# Data for the task:
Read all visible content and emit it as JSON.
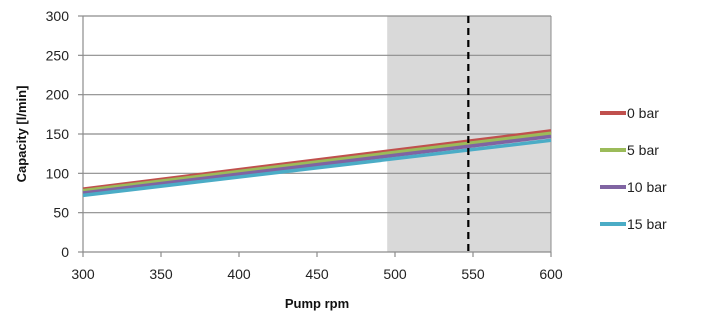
{
  "chart_data": {
    "type": "line",
    "title": "",
    "xlabel": "Pump rpm",
    "ylabel": "Capacity [l/min]",
    "xlim": [
      300,
      600
    ],
    "ylim": [
      0,
      300
    ],
    "x_ticks": [
      "300",
      "350",
      "400",
      "450",
      "500",
      "550",
      "600"
    ],
    "y_ticks": [
      "0",
      "50",
      "100",
      "150",
      "200",
      "250",
      "300"
    ],
    "grid": "horizontal",
    "legend_position": "right",
    "shaded_region": {
      "x_start": 495,
      "x_end": 600,
      "color": "#d9d9d9"
    },
    "marker_line": {
      "x": 547,
      "style": "dashed",
      "color": "#000000"
    },
    "series": [
      {
        "name": "0 bar",
        "color": "#c0504d",
        "x": [
          300,
          600
        ],
        "y": [
          80,
          154
        ]
      },
      {
        "name": "5 bar",
        "color": "#9bbb59",
        "x": [
          300,
          600
        ],
        "y": [
          78,
          151
        ]
      },
      {
        "name": "10 bar",
        "color": "#8064a2",
        "x": [
          300,
          600
        ],
        "y": [
          75,
          147
        ]
      },
      {
        "name": "15 bar",
        "color": "#4bacc6",
        "x": [
          300,
          600
        ],
        "y": [
          72,
          142
        ]
      }
    ]
  }
}
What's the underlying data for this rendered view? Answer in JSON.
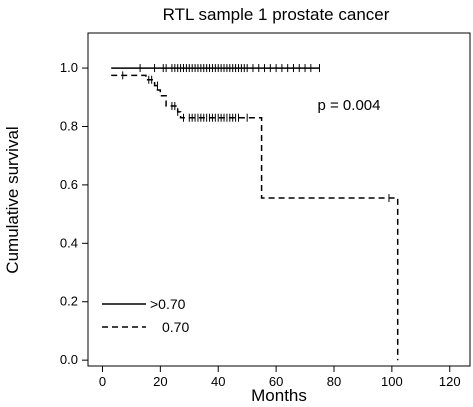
{
  "chart_data": {
    "type": "line",
    "subtype": "kaplan-meier",
    "title": "RTL sample 1 prostate cancer",
    "xlabel": "Months",
    "ylabel": "Cumulative  survival",
    "xlim": [
      -5,
      127
    ],
    "ylim": [
      -0.02,
      1.12
    ],
    "xticks": [
      0,
      20,
      40,
      60,
      80,
      100,
      120
    ],
    "yticks": [
      0.0,
      0.2,
      0.4,
      0.6,
      0.8,
      1.0
    ],
    "xtick_labels": [
      "0",
      "20",
      "40",
      "60",
      "80",
      "100",
      "120"
    ],
    "ytick_labels": [
      "0.0",
      "0.2",
      "0.4",
      "0.6",
      "0.8",
      "1.0"
    ],
    "grid": false,
    "legend_position": "bottom-left",
    "annotation": "p = 0.004",
    "series": [
      {
        "name": ">0.70",
        "style": "solid",
        "color": "#000000",
        "steps": [
          [
            3,
            1.0
          ],
          [
            75,
            1.0
          ]
        ],
        "censored": [
          [
            13,
            1.0
          ],
          [
            18,
            1.0
          ],
          [
            21,
            1.0
          ],
          [
            22,
            1.0
          ],
          [
            24,
            1.0
          ],
          [
            25,
            1.0
          ],
          [
            26,
            1.0
          ],
          [
            27,
            1.0
          ],
          [
            28,
            1.0
          ],
          [
            29,
            1.0
          ],
          [
            30,
            1.0
          ],
          [
            31,
            1.0
          ],
          [
            32,
            1.0
          ],
          [
            33,
            1.0
          ],
          [
            34,
            1.0
          ],
          [
            35,
            1.0
          ],
          [
            36,
            1.0
          ],
          [
            37,
            1.0
          ],
          [
            38,
            1.0
          ],
          [
            39,
            1.0
          ],
          [
            40,
            1.0
          ],
          [
            41,
            1.0
          ],
          [
            42,
            1.0
          ],
          [
            43,
            1.0
          ],
          [
            44,
            1.0
          ],
          [
            45,
            1.0
          ],
          [
            46,
            1.0
          ],
          [
            47,
            1.0
          ],
          [
            48,
            1.0
          ],
          [
            49,
            1.0
          ],
          [
            50,
            1.0
          ],
          [
            52,
            1.0
          ],
          [
            54,
            1.0
          ],
          [
            56,
            1.0
          ],
          [
            58,
            1.0
          ],
          [
            60,
            1.0
          ],
          [
            62,
            1.0
          ],
          [
            64,
            1.0
          ],
          [
            66,
            1.0
          ],
          [
            68,
            1.0
          ],
          [
            70,
            1.0
          ],
          [
            72,
            1.0
          ],
          [
            75,
            1.0
          ]
        ]
      },
      {
        "name": "0.70",
        "style": "dashed",
        "color": "#000000",
        "steps": [
          [
            3,
            0.975
          ],
          [
            15,
            0.975
          ],
          [
            15,
            0.96
          ],
          [
            18,
            0.96
          ],
          [
            18,
            0.94
          ],
          [
            19,
            0.94
          ],
          [
            19,
            0.925
          ],
          [
            20,
            0.925
          ],
          [
            20,
            0.905
          ],
          [
            22,
            0.905
          ],
          [
            22,
            0.87
          ],
          [
            26,
            0.87
          ],
          [
            26,
            0.85
          ],
          [
            27,
            0.85
          ],
          [
            27,
            0.83
          ],
          [
            55,
            0.83
          ],
          [
            55,
            0.555
          ],
          [
            102,
            0.555
          ],
          [
            102,
            0.0
          ]
        ],
        "censored": [
          [
            7,
            0.975
          ],
          [
            16,
            0.96
          ],
          [
            17,
            0.96
          ],
          [
            19,
            0.94
          ],
          [
            24,
            0.87
          ],
          [
            25,
            0.87
          ],
          [
            26,
            0.85
          ],
          [
            28,
            0.83
          ],
          [
            30,
            0.83
          ],
          [
            31,
            0.83
          ],
          [
            32,
            0.83
          ],
          [
            33,
            0.83
          ],
          [
            34,
            0.83
          ],
          [
            35,
            0.83
          ],
          [
            36,
            0.83
          ],
          [
            37,
            0.83
          ],
          [
            38,
            0.83
          ],
          [
            39,
            0.83
          ],
          [
            40,
            0.83
          ],
          [
            41,
            0.83
          ],
          [
            42,
            0.83
          ],
          [
            43,
            0.83
          ],
          [
            44,
            0.83
          ],
          [
            45,
            0.83
          ],
          [
            46,
            0.83
          ],
          [
            47,
            0.83
          ],
          [
            50,
            0.83
          ],
          [
            99,
            0.555
          ]
        ]
      }
    ]
  }
}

# Stated problem:
Check each line of these records for the string "style" and state only how many lines have it.

# Exercise solution:
3